- **Stored items**

========

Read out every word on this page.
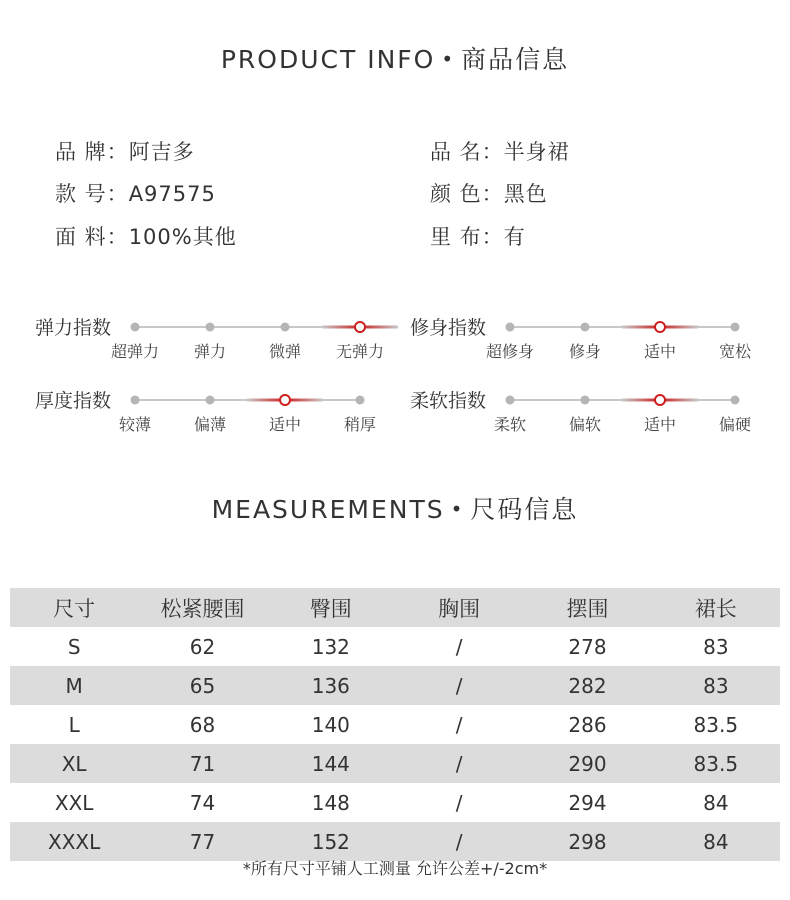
PRODUCT INFO • 商品信息
品 牌：阿吉多	品 名：半身裙
款 号：A97575	颜 色：黑色
面 料：100%其他	里 布：有
弹力指数
超弹力 弹力	微弹 无弹力
修身指数
超修身 修身	适中	宽松
厚度指数
较薄	偏薄	适中	稍厚
柔软指数
柔软	偏软	适中	偏硬
MEASUREMENTS • 尺码信息
尺寸	松紧腰围	臀围	胸围	摆围	裙长
S	62	132	/	278	83
M	65	136	/	282	83
L	68	140	/	286	83.5
XL	71	144	/	290	83.5
XXL	74	148	/	294	84
XXXL	77	152	/	298	84
*所有尺寸平铺人工测量 允许公差+/-2cm*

========

In the copy, include all records verbatim but no images.

- **ANSWER FOR THIS EXERCISE**
Read out every word on this page.
PRODUCT INFO • 商品信息
品 牌：阿吉多	品 名：半身裙
款 号：A97575	颜 色：黑色
面 料：100%其他	里 布：有
弹力指数
超弹力 弹力	微弹 无弹力
修身指数
超修身 修身	适中	宽松
厚度指数
较薄	偏薄	适中	稍厚
柔软指数
柔软	偏软	适中	偏硬
MEASUREMENTS • 尺码信息
尺寸	松紧腰围	臀围	胸围	摆围	裙长
S	62	132	/	278	83
M	65	136	/	282	83
L	68	140	/	286	83.5
XL	71	144	/	290	83.5
XXL	74	148	/	294	84
XXXL	77	152	/	298	84
*所有尺寸平铺人工测量 允许公差+/-2cm*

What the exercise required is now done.